[Dataset entries]
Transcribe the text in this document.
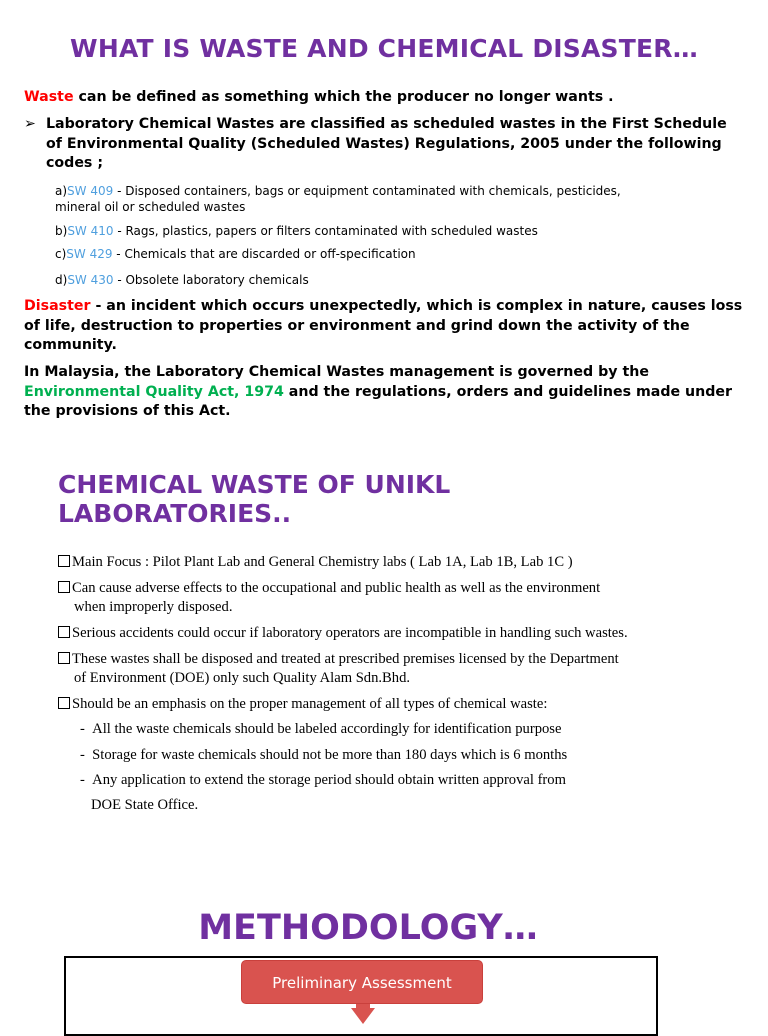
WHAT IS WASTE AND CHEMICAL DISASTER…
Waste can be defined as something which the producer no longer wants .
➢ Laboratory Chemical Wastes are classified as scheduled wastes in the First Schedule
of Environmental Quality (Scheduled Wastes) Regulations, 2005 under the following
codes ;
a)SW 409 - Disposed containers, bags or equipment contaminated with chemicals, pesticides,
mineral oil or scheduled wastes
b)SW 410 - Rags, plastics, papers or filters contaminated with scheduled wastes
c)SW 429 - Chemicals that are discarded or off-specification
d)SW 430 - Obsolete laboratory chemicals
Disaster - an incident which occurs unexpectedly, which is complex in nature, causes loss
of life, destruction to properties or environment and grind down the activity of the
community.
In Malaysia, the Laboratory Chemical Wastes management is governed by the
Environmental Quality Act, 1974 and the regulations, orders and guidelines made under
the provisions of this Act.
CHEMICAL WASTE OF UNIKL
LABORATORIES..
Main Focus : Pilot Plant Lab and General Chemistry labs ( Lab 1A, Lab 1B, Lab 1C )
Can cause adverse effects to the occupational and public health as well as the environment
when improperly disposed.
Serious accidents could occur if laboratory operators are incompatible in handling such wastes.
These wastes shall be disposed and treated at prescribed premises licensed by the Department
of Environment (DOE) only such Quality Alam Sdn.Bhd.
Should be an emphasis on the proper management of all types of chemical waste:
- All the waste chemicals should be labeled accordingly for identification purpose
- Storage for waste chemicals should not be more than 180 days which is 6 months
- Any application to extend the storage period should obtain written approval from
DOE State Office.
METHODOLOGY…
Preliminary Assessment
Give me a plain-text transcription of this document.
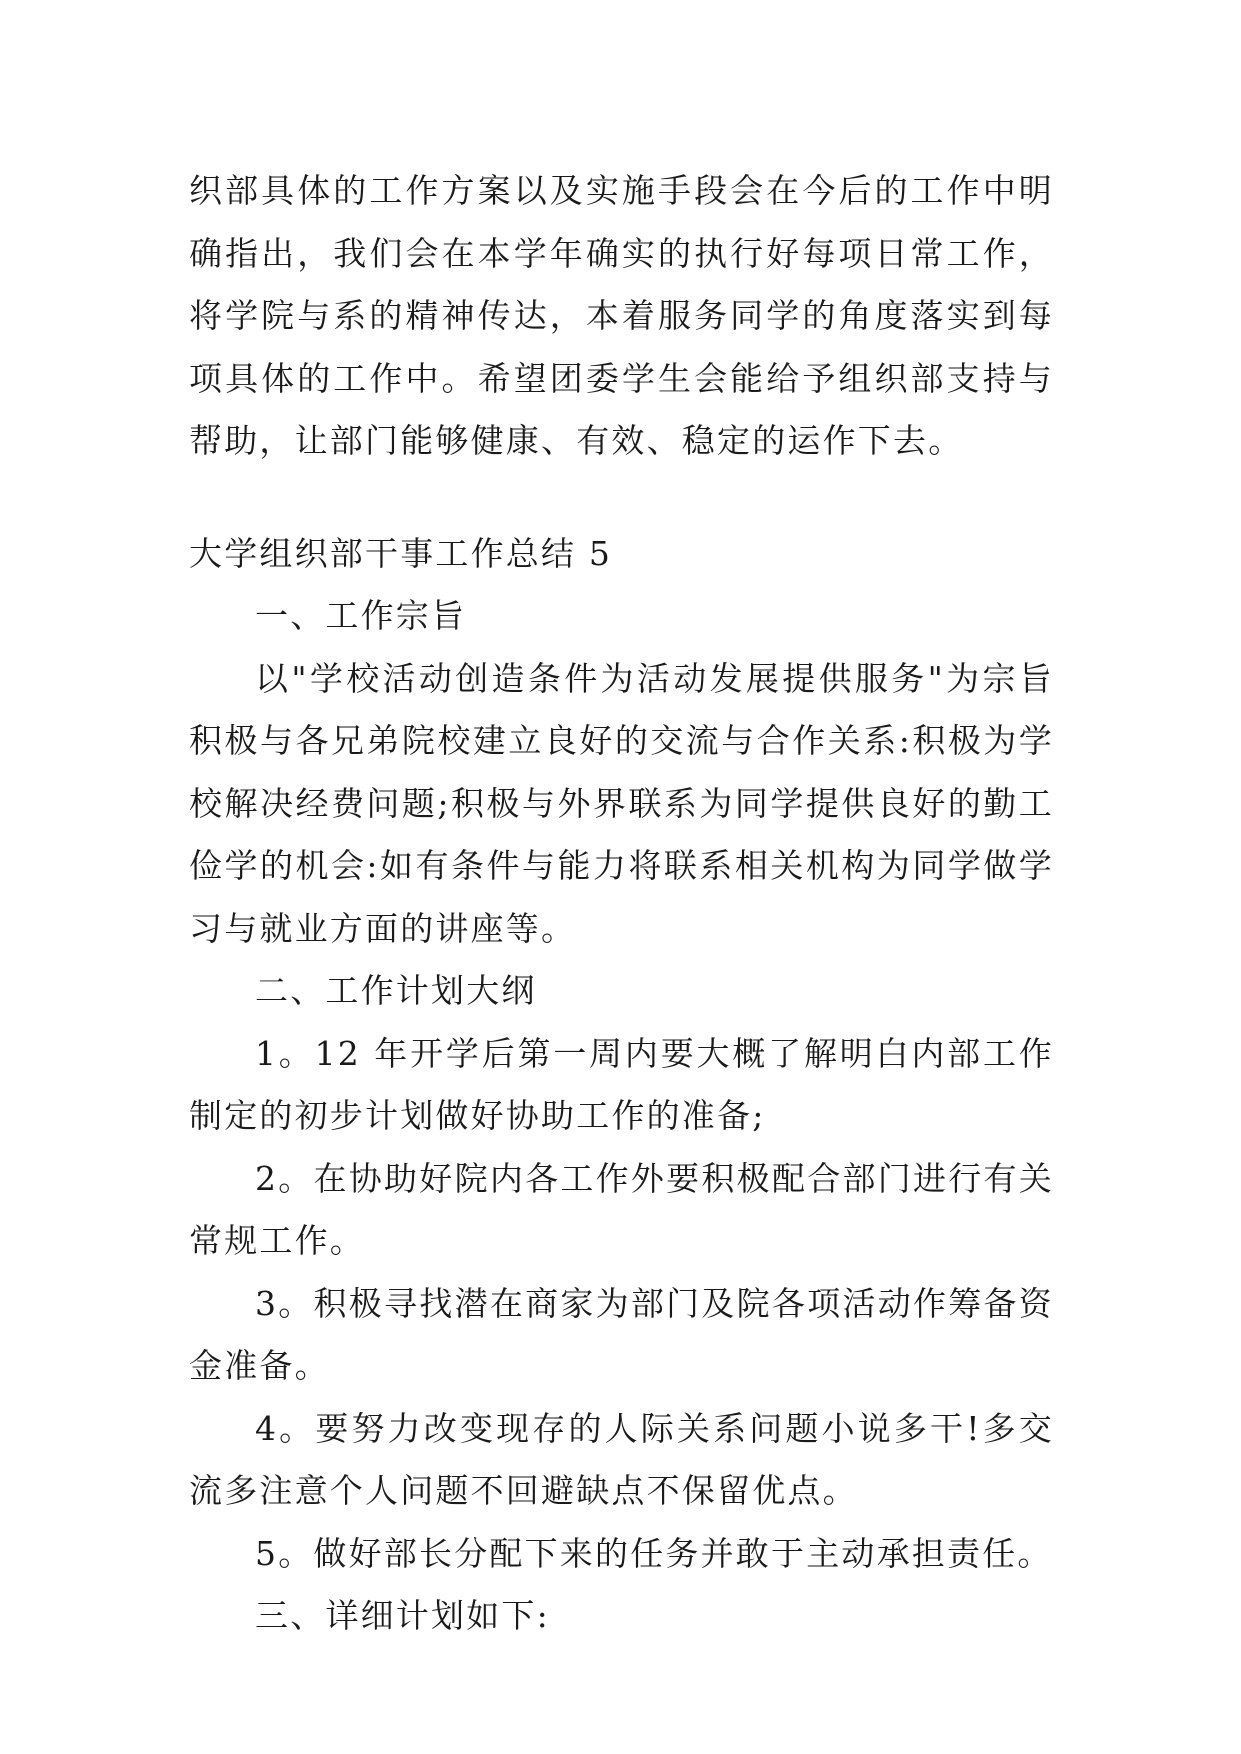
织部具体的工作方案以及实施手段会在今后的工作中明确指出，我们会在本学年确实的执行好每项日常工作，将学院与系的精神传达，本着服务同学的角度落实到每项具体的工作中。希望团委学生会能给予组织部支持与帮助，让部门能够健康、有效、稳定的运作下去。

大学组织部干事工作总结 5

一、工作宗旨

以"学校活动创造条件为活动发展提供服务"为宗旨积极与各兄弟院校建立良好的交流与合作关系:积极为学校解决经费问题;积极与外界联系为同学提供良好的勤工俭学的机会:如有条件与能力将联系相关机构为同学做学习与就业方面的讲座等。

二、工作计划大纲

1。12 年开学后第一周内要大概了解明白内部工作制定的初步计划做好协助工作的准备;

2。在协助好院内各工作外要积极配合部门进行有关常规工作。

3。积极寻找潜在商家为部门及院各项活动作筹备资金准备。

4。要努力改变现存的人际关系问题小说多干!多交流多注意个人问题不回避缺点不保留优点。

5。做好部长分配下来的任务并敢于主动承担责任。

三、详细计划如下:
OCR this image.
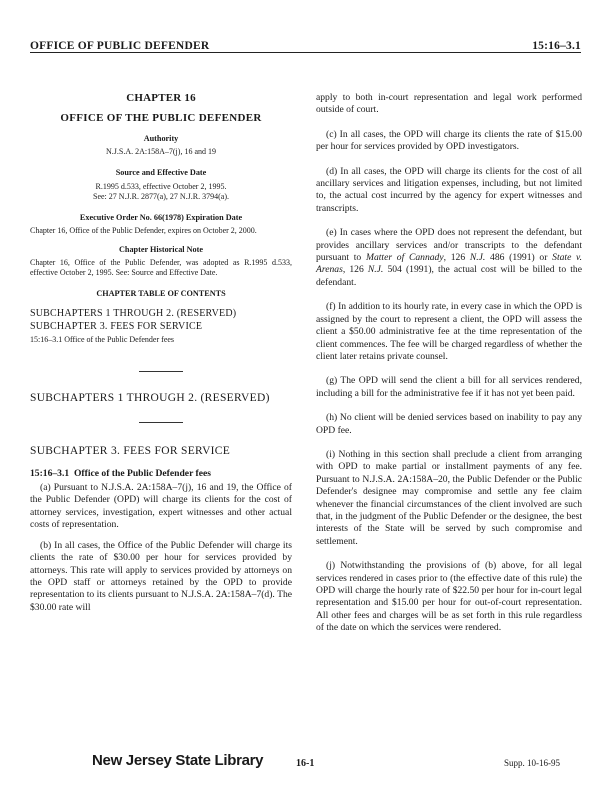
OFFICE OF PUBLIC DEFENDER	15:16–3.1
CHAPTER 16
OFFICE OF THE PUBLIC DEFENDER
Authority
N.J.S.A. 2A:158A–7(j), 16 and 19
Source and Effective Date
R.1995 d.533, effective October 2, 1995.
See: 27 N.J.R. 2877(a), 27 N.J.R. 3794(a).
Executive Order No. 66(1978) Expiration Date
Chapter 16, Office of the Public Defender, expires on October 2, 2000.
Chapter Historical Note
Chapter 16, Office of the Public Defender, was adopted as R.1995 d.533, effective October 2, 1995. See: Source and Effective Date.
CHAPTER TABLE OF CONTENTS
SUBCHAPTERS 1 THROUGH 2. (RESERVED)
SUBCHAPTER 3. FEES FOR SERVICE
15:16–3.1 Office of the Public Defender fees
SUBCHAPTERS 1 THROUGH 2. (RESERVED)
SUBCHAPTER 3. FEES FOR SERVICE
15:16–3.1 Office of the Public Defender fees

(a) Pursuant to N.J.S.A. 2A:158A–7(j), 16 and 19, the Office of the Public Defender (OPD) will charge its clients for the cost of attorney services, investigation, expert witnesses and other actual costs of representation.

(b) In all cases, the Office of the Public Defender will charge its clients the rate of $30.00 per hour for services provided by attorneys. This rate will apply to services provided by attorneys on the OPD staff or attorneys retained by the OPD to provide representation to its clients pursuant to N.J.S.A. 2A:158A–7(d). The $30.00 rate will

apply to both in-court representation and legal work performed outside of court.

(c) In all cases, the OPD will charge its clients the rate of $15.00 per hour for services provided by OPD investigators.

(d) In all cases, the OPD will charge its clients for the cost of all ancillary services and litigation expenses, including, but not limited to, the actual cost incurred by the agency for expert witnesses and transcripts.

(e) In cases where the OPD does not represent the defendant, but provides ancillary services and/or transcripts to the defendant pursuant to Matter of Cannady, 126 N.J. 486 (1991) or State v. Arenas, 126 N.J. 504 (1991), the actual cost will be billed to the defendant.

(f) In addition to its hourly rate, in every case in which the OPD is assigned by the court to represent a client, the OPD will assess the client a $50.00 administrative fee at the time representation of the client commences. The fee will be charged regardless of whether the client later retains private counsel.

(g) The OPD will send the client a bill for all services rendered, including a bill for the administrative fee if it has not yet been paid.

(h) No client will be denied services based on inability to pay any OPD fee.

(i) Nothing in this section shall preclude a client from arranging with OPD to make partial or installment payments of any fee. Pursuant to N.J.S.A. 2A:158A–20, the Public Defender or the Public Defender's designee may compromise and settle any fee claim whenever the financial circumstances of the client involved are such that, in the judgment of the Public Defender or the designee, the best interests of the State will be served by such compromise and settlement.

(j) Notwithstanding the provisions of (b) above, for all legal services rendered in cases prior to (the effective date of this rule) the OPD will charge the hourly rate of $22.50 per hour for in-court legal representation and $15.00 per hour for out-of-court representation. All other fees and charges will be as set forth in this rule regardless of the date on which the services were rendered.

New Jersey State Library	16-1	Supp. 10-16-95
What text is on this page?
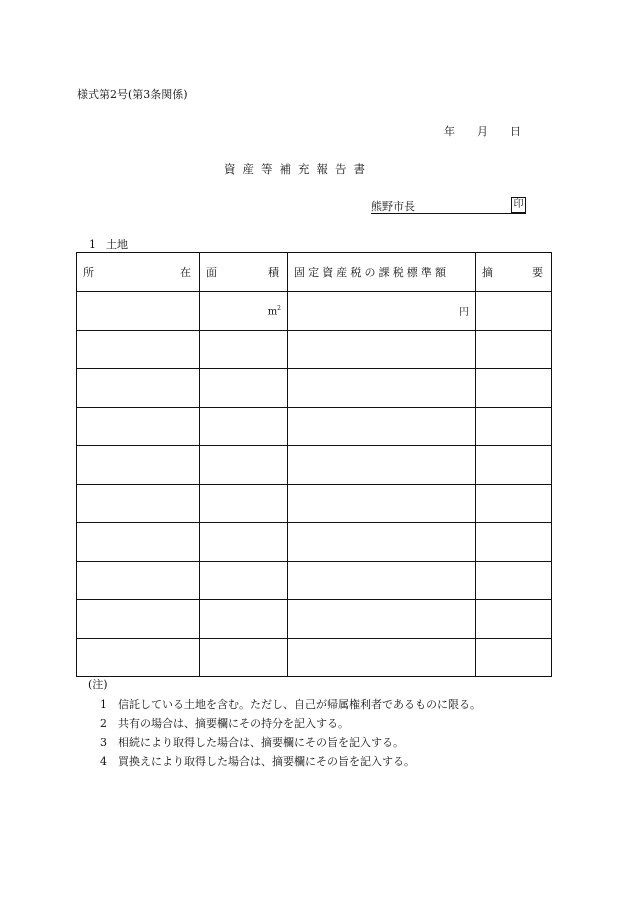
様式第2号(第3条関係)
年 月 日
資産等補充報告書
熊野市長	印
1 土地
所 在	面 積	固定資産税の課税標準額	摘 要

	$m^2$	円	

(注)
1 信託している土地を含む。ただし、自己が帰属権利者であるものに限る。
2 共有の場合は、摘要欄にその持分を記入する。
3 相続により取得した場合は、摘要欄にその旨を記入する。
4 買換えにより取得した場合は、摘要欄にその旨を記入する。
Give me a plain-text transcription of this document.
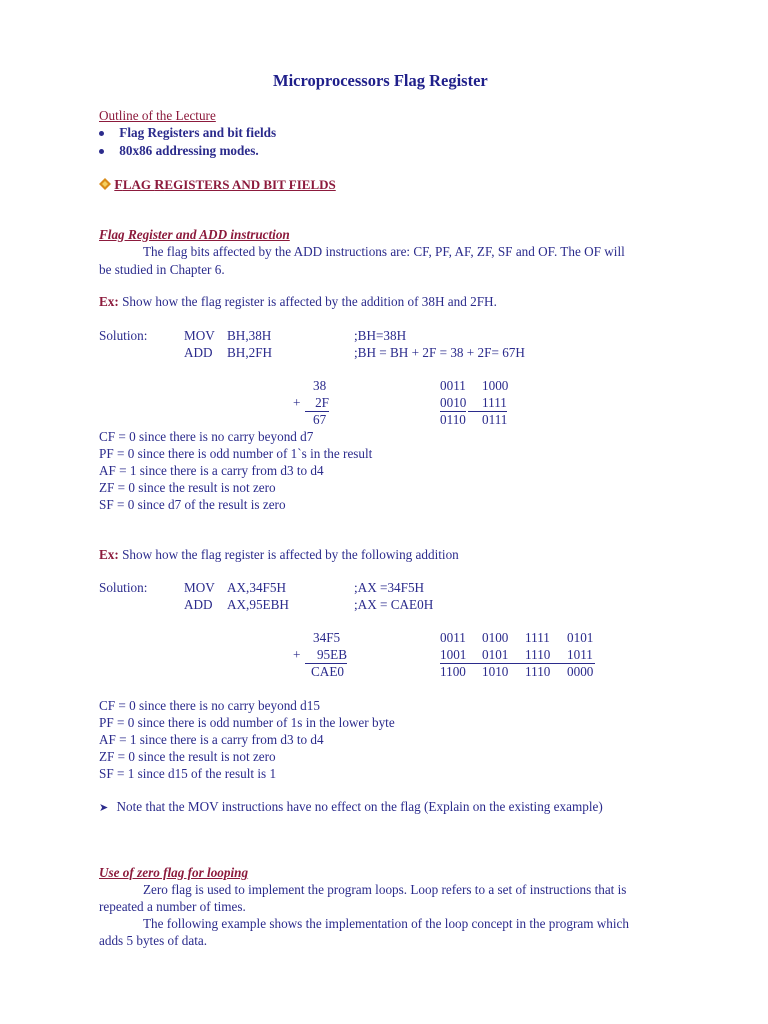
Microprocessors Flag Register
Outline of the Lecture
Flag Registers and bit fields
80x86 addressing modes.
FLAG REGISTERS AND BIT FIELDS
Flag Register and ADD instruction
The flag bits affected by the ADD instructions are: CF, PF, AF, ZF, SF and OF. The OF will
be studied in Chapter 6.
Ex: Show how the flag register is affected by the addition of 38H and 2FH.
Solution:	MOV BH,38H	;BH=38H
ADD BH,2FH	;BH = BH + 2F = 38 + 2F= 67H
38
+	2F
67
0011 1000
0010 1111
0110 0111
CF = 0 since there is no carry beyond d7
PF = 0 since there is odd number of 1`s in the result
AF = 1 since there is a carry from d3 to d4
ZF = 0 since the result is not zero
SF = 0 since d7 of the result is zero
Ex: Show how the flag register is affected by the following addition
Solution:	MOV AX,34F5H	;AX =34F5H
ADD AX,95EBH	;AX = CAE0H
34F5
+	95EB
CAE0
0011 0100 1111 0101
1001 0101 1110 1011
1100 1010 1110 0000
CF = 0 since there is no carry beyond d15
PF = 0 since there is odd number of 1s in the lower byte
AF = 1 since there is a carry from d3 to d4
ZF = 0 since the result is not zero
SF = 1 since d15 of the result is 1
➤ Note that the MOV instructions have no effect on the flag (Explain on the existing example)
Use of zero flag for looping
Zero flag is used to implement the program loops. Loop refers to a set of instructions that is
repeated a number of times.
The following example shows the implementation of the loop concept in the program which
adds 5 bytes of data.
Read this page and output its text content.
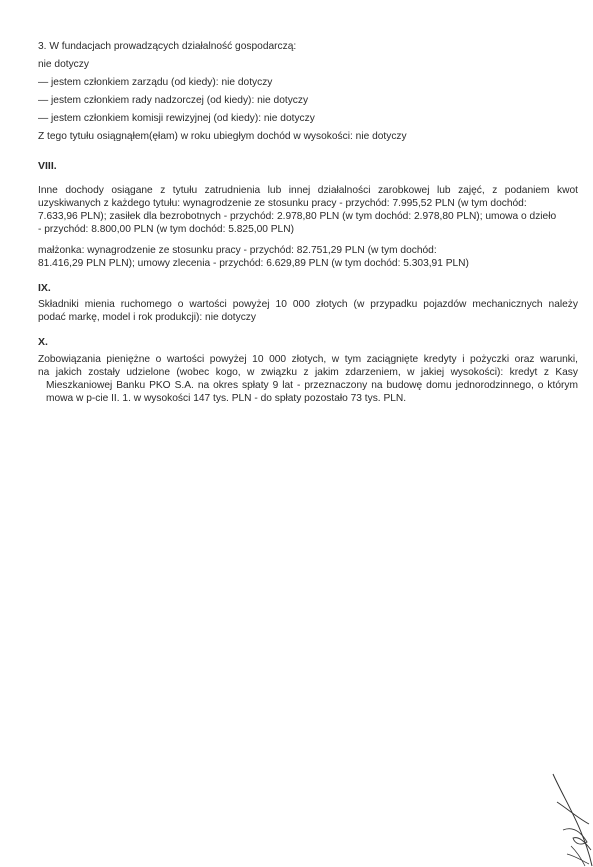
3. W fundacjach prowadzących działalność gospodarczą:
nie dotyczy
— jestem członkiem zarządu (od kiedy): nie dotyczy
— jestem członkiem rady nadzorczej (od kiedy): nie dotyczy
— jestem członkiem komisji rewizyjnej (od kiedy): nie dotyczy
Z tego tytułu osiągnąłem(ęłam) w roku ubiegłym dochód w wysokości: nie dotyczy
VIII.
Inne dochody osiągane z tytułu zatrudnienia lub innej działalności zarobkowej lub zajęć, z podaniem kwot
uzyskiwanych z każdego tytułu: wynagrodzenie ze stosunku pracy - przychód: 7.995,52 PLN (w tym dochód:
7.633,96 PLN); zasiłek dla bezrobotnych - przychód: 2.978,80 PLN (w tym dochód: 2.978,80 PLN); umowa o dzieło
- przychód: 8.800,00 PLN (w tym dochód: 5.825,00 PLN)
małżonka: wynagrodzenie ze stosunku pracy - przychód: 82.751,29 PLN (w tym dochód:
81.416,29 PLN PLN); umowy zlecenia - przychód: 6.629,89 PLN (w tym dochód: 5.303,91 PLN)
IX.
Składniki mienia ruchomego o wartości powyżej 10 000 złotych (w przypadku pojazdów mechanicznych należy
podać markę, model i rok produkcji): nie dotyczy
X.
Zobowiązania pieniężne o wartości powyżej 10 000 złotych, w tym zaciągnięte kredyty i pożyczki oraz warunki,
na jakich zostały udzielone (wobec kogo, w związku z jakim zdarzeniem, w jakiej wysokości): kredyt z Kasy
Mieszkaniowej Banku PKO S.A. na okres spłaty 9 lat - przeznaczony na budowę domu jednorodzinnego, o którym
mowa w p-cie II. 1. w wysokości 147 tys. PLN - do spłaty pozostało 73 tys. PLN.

§ **TASK BRIEF**
Scan the listing above for the word "wysokości" and show each line where it is found.

§ **EXERCISE OUTPUT**
Z tego tytułu osiągnąłem(ęłam) w roku ubiegłym dochód w wysokości: nie dotyczy
na jakich zostały udzielone (wobec kogo, w związku z jakim zdarzeniem, w jakiej wysokości): kredyt z Kasy
mowa w p-cie II. 1. w wysokości 147 tys. PLN - do spłaty pozostało 73 tys. PLN.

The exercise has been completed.